• **Work to be completed**:
Copy the following lines word for word, covering every one of the records, and omit the pictures from your answer.

Stored records
====

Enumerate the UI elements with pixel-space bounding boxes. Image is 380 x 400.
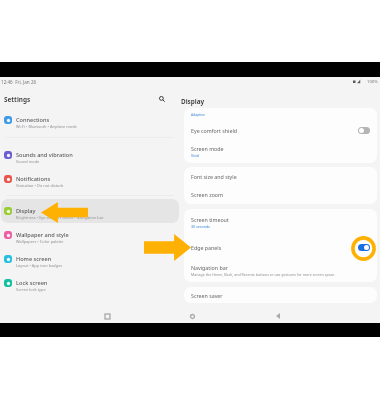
button[interactable]: Screen saver [184,287,377,303]
staticText: Eye comfort shield [191,127,238,134]
staticText: Home screen [16,255,52,263]
staticText: Display [16,207,36,215]
staticText: Navigation bar [191,264,228,271]
button[interactable]: Sounds and vibration [1,143,179,167]
button[interactable]: Navigation bar [184,259,377,282]
staticText: Statusbar • Do not disturb [16,183,64,188]
button[interactable]: Home [186,310,198,322]
staticText: Layout • App icon badges [16,263,63,268]
button[interactable]: Toggle [358,244,370,251]
staticText: Screen mode [191,145,224,152]
staticText: 30 seconds [191,224,210,229]
staticText: Sounds and vibration [16,151,73,159]
staticText: 100% [367,79,378,85]
staticText: Screen zoom [191,191,224,198]
staticText: 12:46 Fri, Jan 26 [1,79,37,85]
button[interactable]: Screen zoom [184,185,377,204]
button[interactable]: Search [156,93,168,105]
staticText: Adaptive [191,112,205,117]
staticText: Screen timeout [191,216,229,223]
staticText: Edge panels [191,244,222,251]
staticText: Display [181,97,205,106]
staticText: Settings [4,95,31,104]
staticText: Brightness • Eye comfort shield • Naviga… [16,215,104,220]
staticText: Wi-Fi • Bluetooth • Airplane mode [16,124,77,129]
staticText: Vivid [191,153,200,158]
button[interactable]: Wallpaper and style [1,223,179,247]
button[interactable]: Eye comfort shield [184,120,377,140]
button[interactable]: Display [1,199,179,223]
button[interactable]: Notifications [1,167,179,191]
staticText: Connections [16,116,50,124]
button[interactable]: Recents [101,310,113,322]
staticText: Font size and style [191,173,237,180]
button[interactable]: Connections [1,108,179,132]
button[interactable]: Toggle [358,127,370,134]
button[interactable]: Home screen [1,247,179,271]
button[interactable]: Font size and style [184,167,377,185]
staticText: Notifications [16,175,51,183]
button[interactable]: Lock screen [1,271,179,295]
staticText: Lock screen [16,279,48,287]
staticText: Screen lock type [16,287,46,292]
staticText: Manage the Home, Back, and Recents butto… [191,272,336,277]
button[interactable]: Screen mode [184,140,377,163]
staticText: Wallpapers • Color palette [16,239,64,244]
button[interactable]: Screen timeout [184,209,377,235]
button[interactable]: Back [272,310,284,322]
staticText: Screen saver [191,292,223,299]
button[interactable]: Edge panels [184,235,377,259]
staticText: Sound mode [16,159,40,164]
staticText: Wallpaper and style [16,231,69,239]
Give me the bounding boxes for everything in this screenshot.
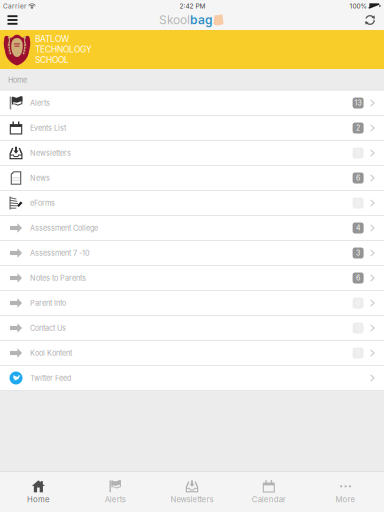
staticText: BATLOW (35, 34, 69, 44)
button[interactable]: Kool Kontent (0, 341, 384, 366)
staticText: 6 (356, 174, 360, 182)
staticText: 2:42 PM (180, 2, 206, 10)
staticText: eForms (30, 199, 55, 208)
staticText: Parent Info (30, 299, 66, 308)
staticText: Assessment 7 -10 (30, 249, 90, 258)
staticText: Events List (30, 124, 66, 132)
button[interactable]: Events List (0, 116, 384, 141)
staticText: Home (27, 495, 50, 504)
button[interactable]: Contact Us (0, 316, 384, 341)
staticText: 3 (356, 249, 360, 257)
button[interactable]: Alerts (0, 91, 384, 116)
staticText: Home (8, 76, 27, 84)
staticText: Twitter Feed (30, 374, 71, 382)
staticText: News (30, 174, 50, 182)
staticText: TECHNOLOGY (35, 44, 92, 55)
staticText: bag (190, 13, 213, 27)
staticText: Assessment College (30, 224, 98, 232)
staticText: 13 (355, 99, 362, 107)
button[interactable]: Refresh (357, 12, 384, 28)
button[interactable]: More (307, 480, 384, 504)
button[interactable]: News (0, 166, 384, 191)
button[interactable]: Notes to Parents (0, 266, 384, 291)
button[interactable]: Newsletters (154, 480, 230, 504)
button[interactable]: Calendar (230, 480, 307, 504)
button[interactable]: Newsletters (0, 141, 384, 166)
button[interactable]: Parent Info (0, 291, 384, 316)
staticText: Contact Us (30, 324, 66, 332)
staticText: Carrier (3, 2, 26, 10)
staticText: Alerts (105, 495, 126, 504)
staticText: Kool Kontent (30, 349, 72, 358)
staticText: More (336, 495, 356, 504)
button[interactable]: Twitter Feed (0, 366, 384, 391)
staticText: Skool (159, 13, 190, 27)
staticText: 2 (356, 124, 360, 132)
button[interactable]: eForms (0, 191, 384, 216)
button[interactable]: Assessment 7 -10 (0, 241, 384, 266)
staticText: SCHOOL (35, 55, 69, 65)
staticText: 4 (356, 224, 360, 232)
staticText: 6 (356, 274, 360, 282)
staticText: Notes to Parents (30, 274, 86, 282)
staticText: 100% (350, 2, 366, 10)
staticText: Newsletters (30, 149, 71, 158)
button[interactable]: Menu (0, 11, 26, 29)
staticText: Calendar (252, 495, 286, 504)
button[interactable]: Alerts (77, 480, 154, 504)
staticText: Alerts (30, 99, 50, 108)
button[interactable]: Home (0, 480, 77, 504)
button[interactable]: Assessment College (0, 216, 384, 241)
staticText: Newsletters (170, 495, 214, 504)
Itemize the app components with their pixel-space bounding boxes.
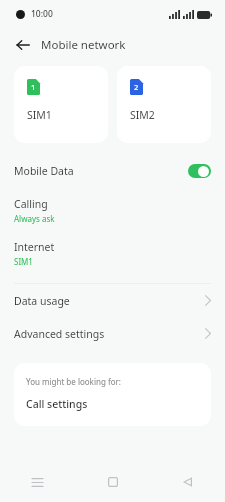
button[interactable]: Advanced settings — [0, 317, 225, 350]
button[interactable]: Back — [150, 462, 225, 502]
staticText: SIM2 — [130, 108, 155, 122]
staticText: Internet — [14, 240, 55, 254]
staticText: 2 — [134, 82, 139, 92]
button[interactable]: Home — [75, 462, 150, 502]
other: Mobile data toggle — [188, 164, 211, 178]
button[interactable]: 1 — [14, 66, 108, 143]
staticText: Mobile Data — [14, 164, 74, 178]
button[interactable]: You might be looking for: — [14, 363, 211, 426]
staticText: SIM1 — [14, 256, 33, 267]
staticText: Advanced settings — [14, 327, 105, 341]
staticText: SIM1 — [27, 108, 52, 122]
button[interactable]: 2 — [117, 66, 211, 143]
staticText: Data usage — [14, 294, 70, 308]
staticText: Call settings — [26, 397, 88, 411]
button[interactable]: Mobile Data — [0, 153, 225, 189]
button[interactable]: Calling — [0, 189, 225, 232]
staticText: You might be looking for: — [26, 376, 121, 387]
staticText: 10:00 — [31, 8, 53, 20]
staticText: Always ask — [14, 213, 55, 224]
button[interactable]: Back — [10, 32, 36, 58]
staticText: Mobile network — [41, 37, 126, 53]
staticText: Calling — [14, 197, 48, 211]
staticText: 1 — [31, 82, 36, 92]
button[interactable]: Data usage — [0, 284, 225, 317]
button[interactable]: Recent apps — [0, 462, 75, 502]
button[interactable]: Internet — [0, 232, 225, 275]
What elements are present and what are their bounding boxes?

====

• **The completed task**:
Enumerate the UI elements with pixel-space bounding boxes. Image is 380 x 400.
button[interactable]: Screen saver [184,287,377,303]
staticText: Eye comfort shield [191,127,238,134]
staticText: Home screen [16,255,52,263]
staticText: Display [16,207,36,215]
staticText: Navigation bar [191,264,228,271]
button[interactable]: Sounds and vibration [1,143,179,167]
button[interactable]: Navigation bar [184,259,377,282]
staticText: Statusbar • Do not disturb [16,183,64,188]
button[interactable]: Home [186,310,198,322]
staticText: Layout • App icon badges [16,263,63,268]
button[interactable]: Toggle [358,244,370,251]
staticText: Screen mode [191,145,224,152]
staticText: 30 seconds [191,224,210,229]
staticText: Sounds and vibration [16,151,73,159]
staticText: 100% [367,79,378,85]
staticText: Screen zoom [191,191,224,198]
staticText: 12:46 Fri, Jan 26 [1,79,37,85]
button[interactable]: Screen zoom [184,185,377,204]
button[interactable]: Search [156,93,168,105]
staticText: Adaptive [191,112,205,117]
staticText: Screen timeout [191,216,229,223]
staticText: Edge panels [191,244,222,251]
staticText: Display [181,97,205,106]
staticText: Settings [4,95,31,104]
staticText: Brightness • Eye comfort shield • Naviga… [16,215,104,220]
staticText: Wi-Fi • Bluetooth • Airplane mode [16,124,77,129]
staticText: Vivid [191,153,200,158]
button[interactable]: Wallpaper and style [1,223,179,247]
button[interactable]: Eye comfort shield [184,120,377,140]
button[interactable]: Display [1,199,179,223]
button[interactable]: Notifications [1,167,179,191]
staticText: Connections [16,116,50,124]
button[interactable]: Recents [101,310,113,322]
staticText: Font size and style [191,173,237,180]
button[interactable]: Connections [1,108,179,132]
button[interactable]: Toggle [358,127,370,134]
button[interactable]: Home screen [1,247,179,271]
button[interactable]: Font size and style [184,167,377,185]
staticText: Notifications [16,175,51,183]
button[interactable]: Lock screen [1,271,179,295]
staticText: Lock screen [16,279,48,287]
staticText: Screen lock type [16,287,46,292]
staticText: Manage the Home, Back, and Recents butto… [191,272,336,277]
button[interactable]: Screen mode [184,140,377,163]
staticText: Wallpapers • Color palette [16,239,64,244]
button[interactable]: Screen timeout [184,209,377,235]
button[interactable]: Back [272,310,284,322]
staticText: Screen saver [191,292,223,299]
button[interactable]: Edge panels [184,235,377,259]
staticText: Sound mode [16,159,40,164]
staticText: Wallpaper and style [16,231,69,239]
Give me the bounding boxes for everything in this screenshot.
staticText: BATLOW (35, 34, 69, 44)
button[interactable]: Kool Kontent (0, 341, 384, 366)
staticText: 6 (356, 174, 360, 182)
staticText: 2:42 PM (180, 2, 206, 10)
staticText: eForms (30, 199, 55, 208)
staticText: Parent Info (30, 299, 66, 308)
staticText: Assessment 7 -10 (30, 249, 90, 258)
staticText: Events List (30, 124, 66, 132)
button[interactable]: Events List (0, 116, 384, 141)
staticText: Home (27, 495, 50, 504)
button[interactable]: Contact Us (0, 316, 384, 341)
staticText: 3 (356, 249, 360, 257)
button[interactable]: Alerts (0, 91, 384, 116)
staticText: Home (8, 76, 27, 84)
staticText: Twitter Feed (30, 374, 71, 382)
staticText: News (30, 174, 50, 182)
staticText: TECHNOLOGY (35, 44, 92, 55)
staticText: bag (190, 13, 213, 27)
staticText: Assessment College (30, 224, 98, 232)
staticText: 13 (355, 99, 362, 107)
button[interactable]: Refresh (357, 12, 384, 28)
button[interactable]: More (307, 480, 384, 504)
button[interactable]: News (0, 166, 384, 191)
button[interactable]: Notes to Parents (0, 266, 384, 291)
button[interactable]: Newsletters (154, 480, 230, 504)
button[interactable]: Calendar (230, 480, 307, 504)
button[interactable]: Newsletters (0, 141, 384, 166)
button[interactable]: Parent Info (0, 291, 384, 316)
staticText: Contact Us (30, 324, 66, 332)
staticText: Carrier (3, 2, 26, 10)
staticText: Alerts (105, 495, 126, 504)
staticText: Kool Kontent (30, 349, 72, 358)
staticText: More (336, 495, 356, 504)
button[interactable]: Twitter Feed (0, 366, 384, 391)
staticText: Skool (159, 13, 190, 27)
staticText: 2 (356, 124, 360, 132)
button[interactable]: eForms (0, 191, 384, 216)
button[interactable]: Assessment 7 -10 (0, 241, 384, 266)
staticText: SCHOOL (35, 55, 69, 65)
staticText: 4 (356, 224, 360, 232)
staticText: 6 (356, 274, 360, 282)
staticText: Notes to Parents (30, 274, 86, 282)
staticText: 100% (350, 2, 366, 10)
staticText: Newsletters (30, 149, 71, 158)
button[interactable]: Menu (0, 11, 26, 29)
staticText: Calendar (252, 495, 286, 504)
button[interactable]: Alerts (77, 480, 154, 504)
staticText: Alerts (30, 99, 50, 108)
button[interactable]: Home (0, 480, 77, 504)
button[interactable]: Assessment College (0, 216, 384, 241)
staticText: Newsletters (170, 495, 214, 504)
Itemize the app components with their pixel-space bounding boxes.
button[interactable]: Advanced settings — [0, 317, 225, 350]
button[interactable]: Back — [150, 462, 225, 502]
staticText: SIM2 — [130, 108, 155, 122]
staticText: Internet — [14, 240, 55, 254]
staticText: 2 — [134, 82, 139, 92]
button[interactable]: Home — [75, 462, 150, 502]
other: Mobile data toggle — [188, 164, 211, 178]
button[interactable]: 1 — [14, 66, 108, 143]
staticText: Mobile Data — [14, 164, 74, 178]
button[interactable]: You might be looking for: — [14, 363, 211, 426]
staticText: SIM1 — [14, 256, 33, 267]
staticText: Advanced settings — [14, 327, 105, 341]
staticText: SIM1 — [27, 108, 52, 122]
button[interactable]: 2 — [117, 66, 211, 143]
staticText: Data usage — [14, 294, 70, 308]
staticText: Call settings — [26, 397, 88, 411]
button[interactable]: Mobile Data — [0, 153, 225, 189]
button[interactable]: Calling — [0, 189, 225, 232]
staticText: You might be looking for: — [26, 376, 121, 387]
staticText: 10:00 — [31, 8, 53, 20]
staticText: Always ask — [14, 213, 55, 224]
button[interactable]: Back — [10, 32, 36, 58]
staticText: Mobile network — [41, 37, 126, 53]
staticText: Calling — [14, 197, 48, 211]
staticText: 1 — [31, 82, 36, 92]
button[interactable]: Data usage — [0, 284, 225, 317]
button[interactable]: Recent apps — [0, 462, 75, 502]
button[interactable]: Internet — [0, 232, 225, 275]
What elements are present and what are their bounding boxes?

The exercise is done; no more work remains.